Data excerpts
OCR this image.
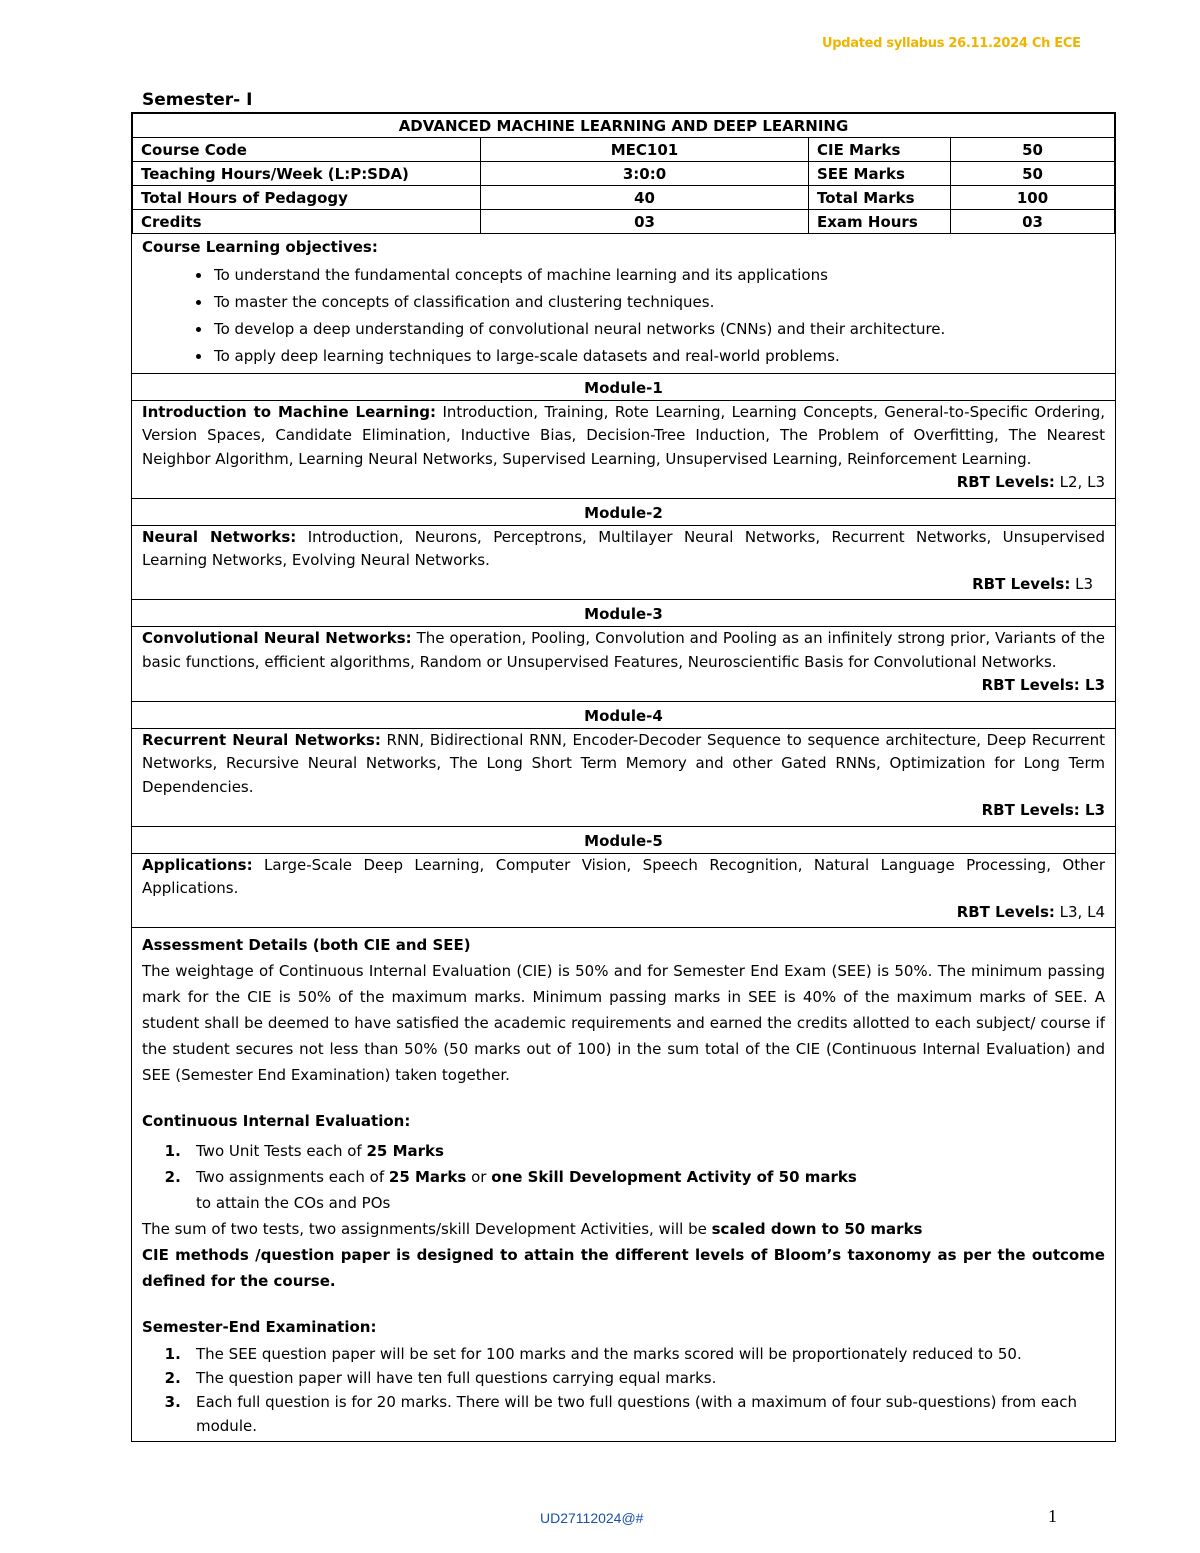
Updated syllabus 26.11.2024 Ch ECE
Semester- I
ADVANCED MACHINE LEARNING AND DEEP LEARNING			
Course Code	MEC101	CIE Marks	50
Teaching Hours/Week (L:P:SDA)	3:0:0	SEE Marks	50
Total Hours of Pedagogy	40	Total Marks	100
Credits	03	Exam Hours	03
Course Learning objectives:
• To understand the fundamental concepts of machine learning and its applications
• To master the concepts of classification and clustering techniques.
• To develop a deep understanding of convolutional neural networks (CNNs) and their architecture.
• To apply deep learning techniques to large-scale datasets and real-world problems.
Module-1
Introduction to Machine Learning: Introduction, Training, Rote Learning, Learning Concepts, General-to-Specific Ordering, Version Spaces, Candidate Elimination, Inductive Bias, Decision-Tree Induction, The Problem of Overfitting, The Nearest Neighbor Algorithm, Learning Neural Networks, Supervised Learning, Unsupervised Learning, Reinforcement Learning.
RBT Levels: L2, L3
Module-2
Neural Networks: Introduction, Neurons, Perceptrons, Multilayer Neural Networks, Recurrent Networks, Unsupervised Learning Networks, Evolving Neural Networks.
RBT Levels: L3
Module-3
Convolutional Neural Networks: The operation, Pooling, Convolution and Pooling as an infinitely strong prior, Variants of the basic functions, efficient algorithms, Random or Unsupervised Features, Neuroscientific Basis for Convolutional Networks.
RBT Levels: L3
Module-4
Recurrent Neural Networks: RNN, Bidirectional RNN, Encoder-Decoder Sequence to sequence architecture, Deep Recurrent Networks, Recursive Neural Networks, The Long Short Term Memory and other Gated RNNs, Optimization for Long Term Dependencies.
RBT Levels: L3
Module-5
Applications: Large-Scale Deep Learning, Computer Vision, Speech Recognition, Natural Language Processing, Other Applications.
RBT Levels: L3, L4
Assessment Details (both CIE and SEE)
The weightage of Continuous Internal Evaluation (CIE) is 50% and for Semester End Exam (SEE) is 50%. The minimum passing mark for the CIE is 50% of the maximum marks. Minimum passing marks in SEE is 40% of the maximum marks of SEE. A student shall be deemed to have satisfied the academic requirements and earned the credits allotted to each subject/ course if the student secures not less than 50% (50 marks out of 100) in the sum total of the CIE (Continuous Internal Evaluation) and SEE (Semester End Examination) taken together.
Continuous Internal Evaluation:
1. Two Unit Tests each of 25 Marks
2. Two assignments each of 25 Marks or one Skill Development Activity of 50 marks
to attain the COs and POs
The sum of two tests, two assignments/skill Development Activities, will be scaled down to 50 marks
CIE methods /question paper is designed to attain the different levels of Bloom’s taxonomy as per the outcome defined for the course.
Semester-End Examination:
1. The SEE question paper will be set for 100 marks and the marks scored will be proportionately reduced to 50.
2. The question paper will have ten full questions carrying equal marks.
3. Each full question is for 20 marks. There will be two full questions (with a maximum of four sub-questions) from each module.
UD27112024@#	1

==

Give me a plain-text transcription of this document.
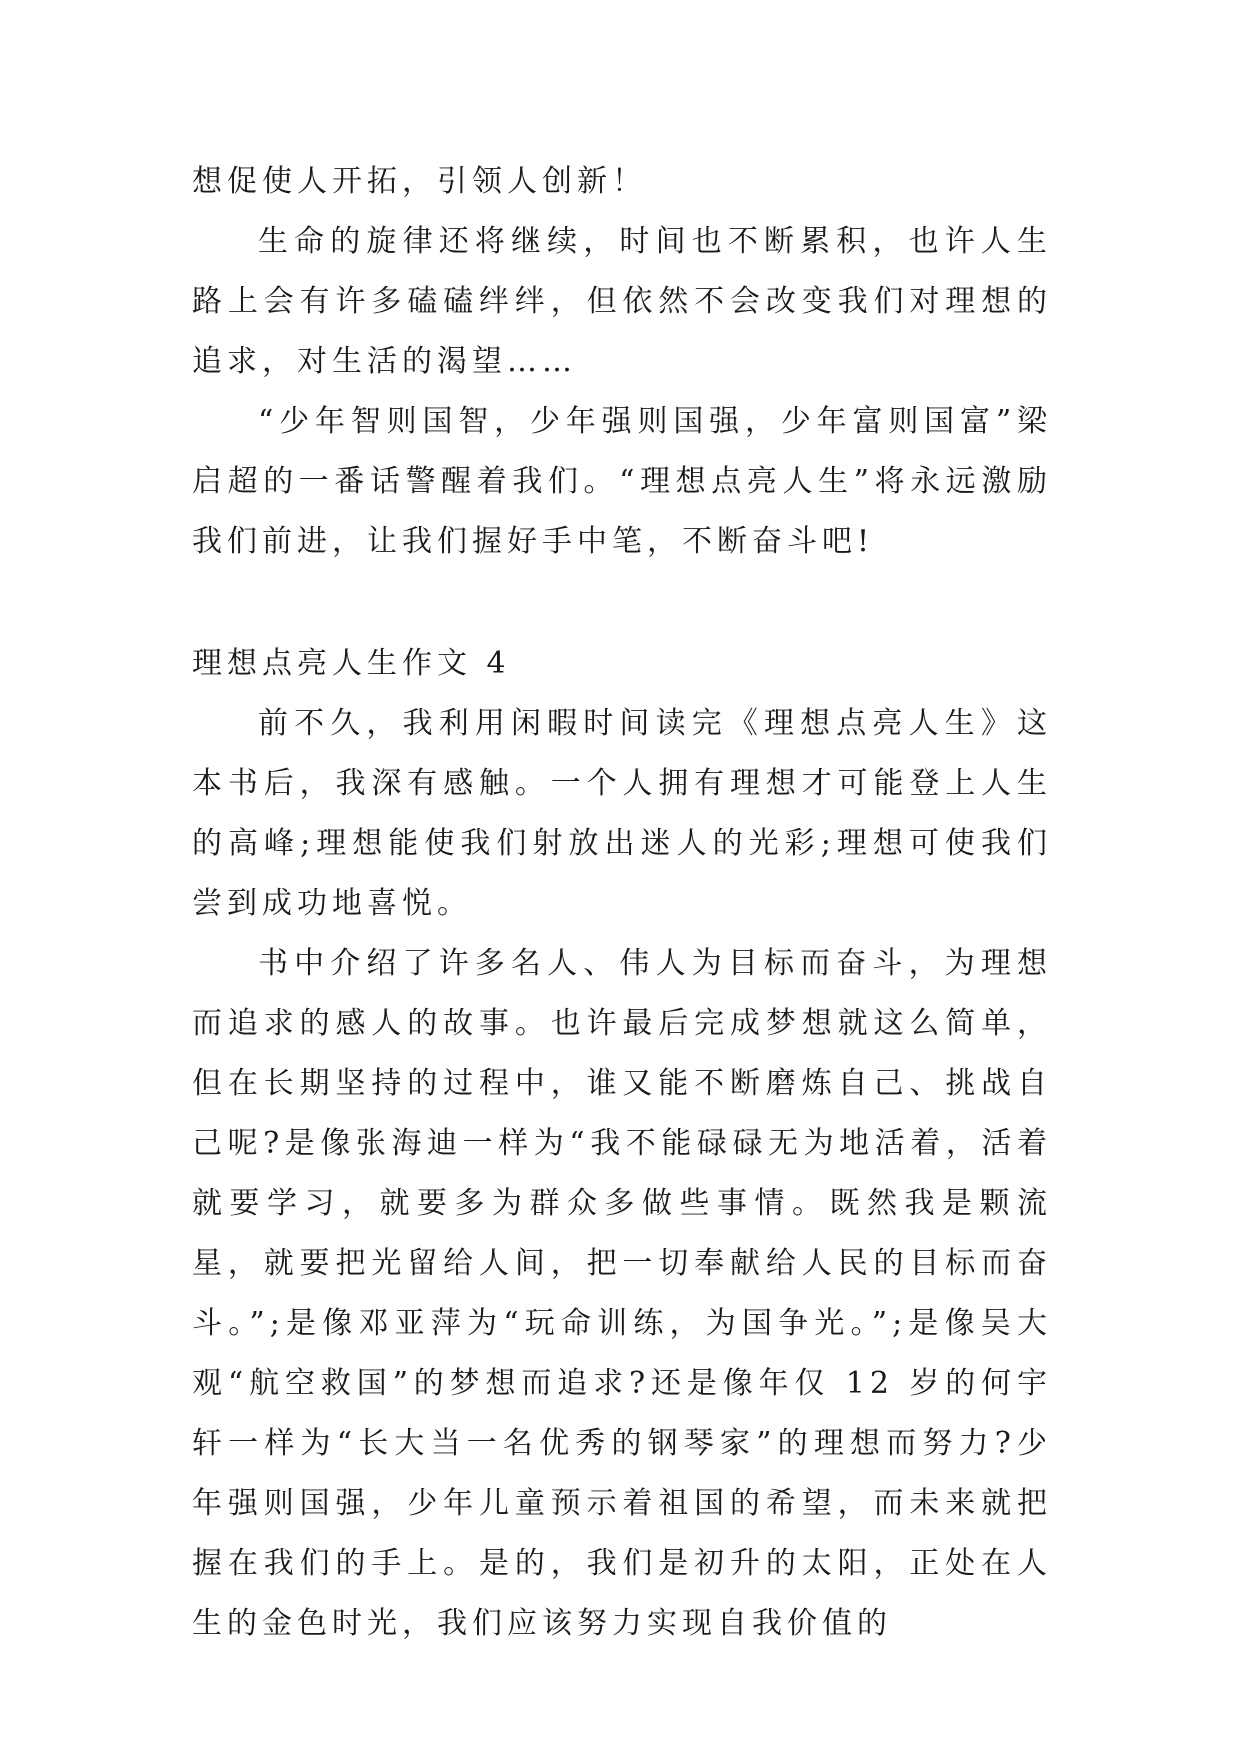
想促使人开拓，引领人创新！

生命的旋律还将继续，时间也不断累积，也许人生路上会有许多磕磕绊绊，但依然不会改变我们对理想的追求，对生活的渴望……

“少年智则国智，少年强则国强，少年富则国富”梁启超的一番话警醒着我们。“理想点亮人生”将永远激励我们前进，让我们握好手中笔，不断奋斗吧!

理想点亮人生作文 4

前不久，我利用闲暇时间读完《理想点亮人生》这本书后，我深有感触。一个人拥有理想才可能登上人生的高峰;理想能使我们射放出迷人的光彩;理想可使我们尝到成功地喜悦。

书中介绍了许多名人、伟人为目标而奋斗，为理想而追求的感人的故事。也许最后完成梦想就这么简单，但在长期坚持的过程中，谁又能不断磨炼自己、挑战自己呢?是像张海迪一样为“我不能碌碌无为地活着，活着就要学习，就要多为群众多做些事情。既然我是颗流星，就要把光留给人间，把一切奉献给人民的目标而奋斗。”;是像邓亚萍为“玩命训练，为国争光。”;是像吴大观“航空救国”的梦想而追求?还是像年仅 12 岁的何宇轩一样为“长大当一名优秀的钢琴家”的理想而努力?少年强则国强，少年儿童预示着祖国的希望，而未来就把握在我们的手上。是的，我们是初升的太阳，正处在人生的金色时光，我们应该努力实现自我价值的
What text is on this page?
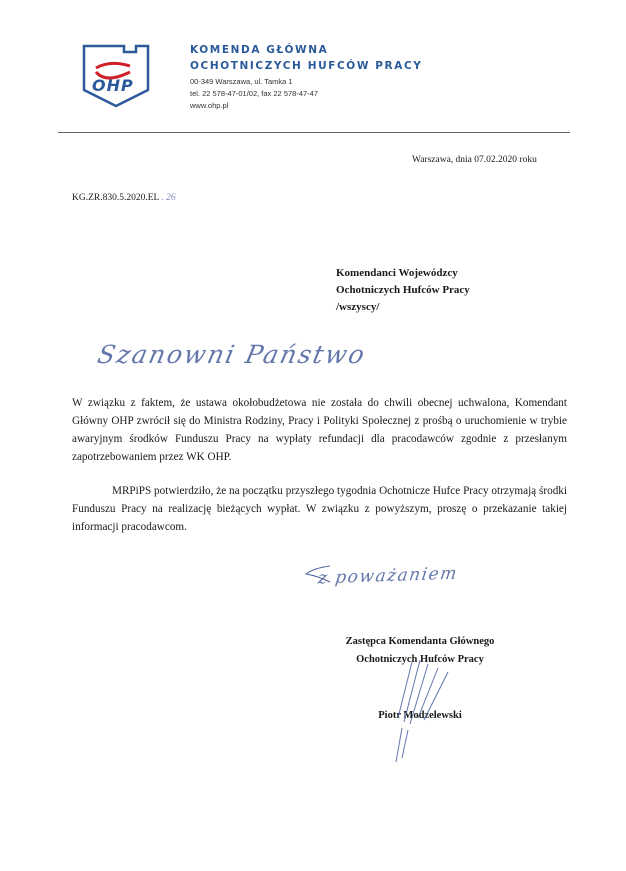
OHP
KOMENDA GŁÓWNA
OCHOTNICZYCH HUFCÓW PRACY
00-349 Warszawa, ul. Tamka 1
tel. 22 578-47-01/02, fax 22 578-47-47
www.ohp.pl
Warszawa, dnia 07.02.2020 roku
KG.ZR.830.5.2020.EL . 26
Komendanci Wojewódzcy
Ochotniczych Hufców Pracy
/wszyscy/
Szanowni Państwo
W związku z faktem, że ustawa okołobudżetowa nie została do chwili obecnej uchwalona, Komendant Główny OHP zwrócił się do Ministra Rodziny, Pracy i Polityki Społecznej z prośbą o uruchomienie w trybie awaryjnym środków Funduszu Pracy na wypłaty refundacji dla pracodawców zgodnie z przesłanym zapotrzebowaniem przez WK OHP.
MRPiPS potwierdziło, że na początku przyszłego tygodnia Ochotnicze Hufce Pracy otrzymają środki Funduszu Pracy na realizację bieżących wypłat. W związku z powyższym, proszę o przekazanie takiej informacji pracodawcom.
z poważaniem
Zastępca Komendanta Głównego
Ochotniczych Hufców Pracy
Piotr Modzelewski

--

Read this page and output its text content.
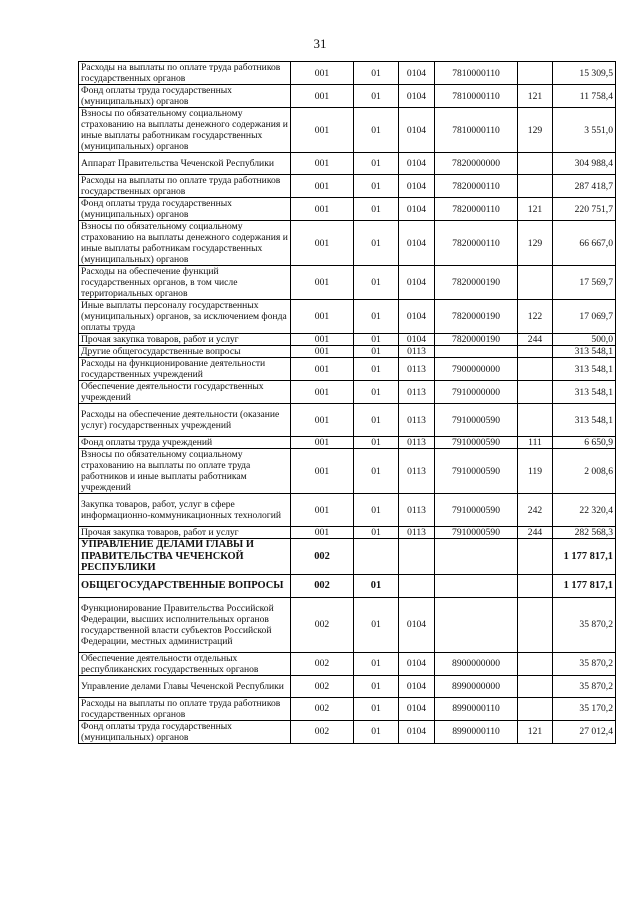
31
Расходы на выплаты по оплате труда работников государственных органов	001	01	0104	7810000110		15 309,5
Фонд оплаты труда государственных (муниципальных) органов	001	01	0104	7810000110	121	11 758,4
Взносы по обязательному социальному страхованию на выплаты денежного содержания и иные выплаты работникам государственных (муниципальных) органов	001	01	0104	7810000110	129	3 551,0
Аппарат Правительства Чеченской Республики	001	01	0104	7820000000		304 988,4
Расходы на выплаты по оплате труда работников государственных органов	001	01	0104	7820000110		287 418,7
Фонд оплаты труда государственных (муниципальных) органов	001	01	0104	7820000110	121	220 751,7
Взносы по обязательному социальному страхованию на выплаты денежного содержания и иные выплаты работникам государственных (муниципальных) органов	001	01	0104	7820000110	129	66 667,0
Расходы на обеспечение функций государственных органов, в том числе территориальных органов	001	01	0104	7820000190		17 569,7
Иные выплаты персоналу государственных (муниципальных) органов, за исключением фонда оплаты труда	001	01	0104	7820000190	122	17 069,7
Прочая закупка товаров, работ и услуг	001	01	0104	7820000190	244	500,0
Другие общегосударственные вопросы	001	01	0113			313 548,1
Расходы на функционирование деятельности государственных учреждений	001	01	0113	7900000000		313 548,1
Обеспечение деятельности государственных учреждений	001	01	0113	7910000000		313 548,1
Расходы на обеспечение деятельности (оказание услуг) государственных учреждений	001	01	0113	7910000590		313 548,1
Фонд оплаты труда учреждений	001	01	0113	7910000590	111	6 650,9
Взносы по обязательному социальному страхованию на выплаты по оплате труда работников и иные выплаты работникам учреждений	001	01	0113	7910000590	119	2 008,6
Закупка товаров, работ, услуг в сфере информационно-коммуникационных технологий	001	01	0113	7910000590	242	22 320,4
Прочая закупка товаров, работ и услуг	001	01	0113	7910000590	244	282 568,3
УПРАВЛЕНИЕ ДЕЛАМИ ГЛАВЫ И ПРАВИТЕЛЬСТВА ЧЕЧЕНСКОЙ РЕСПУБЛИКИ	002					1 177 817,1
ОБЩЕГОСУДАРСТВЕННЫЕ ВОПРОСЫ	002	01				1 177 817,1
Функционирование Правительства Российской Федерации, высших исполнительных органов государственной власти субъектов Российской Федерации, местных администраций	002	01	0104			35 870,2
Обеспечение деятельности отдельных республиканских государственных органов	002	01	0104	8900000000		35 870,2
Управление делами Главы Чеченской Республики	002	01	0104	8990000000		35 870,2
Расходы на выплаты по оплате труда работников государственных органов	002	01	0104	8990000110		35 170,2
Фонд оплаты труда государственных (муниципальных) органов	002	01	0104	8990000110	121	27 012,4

Requirement = In the material above, find each line that contains the word "муниципальных", and select it.

Task answer =
Фонд оплаты труда государственных (муниципальных) органов	001	01	0104	7810000110	121	11 758,4
Взносы по обязательному социальному страхованию на выплаты денежного содержания и иные выплаты работникам государственных (муниципальных) органов	001	01	0104	7810000110	129	3 551,0
Фонд оплаты труда государственных (муниципальных) органов	001	01	0104	7820000110	121	220 751,7
Взносы по обязательному социальному страхованию на выплаты денежного содержания и иные выплаты работникам государственных (муниципальных) органов	001	01	0104	7820000110	129	66 667,0
Иные выплаты персоналу государственных (муниципальных) органов, за исключением фонда оплаты труда	001	01	0104	7820000190	122	17 069,7
Фонд оплаты труда государственных (муниципальных) органов	002	01	0104	8990000110	121	27 012,4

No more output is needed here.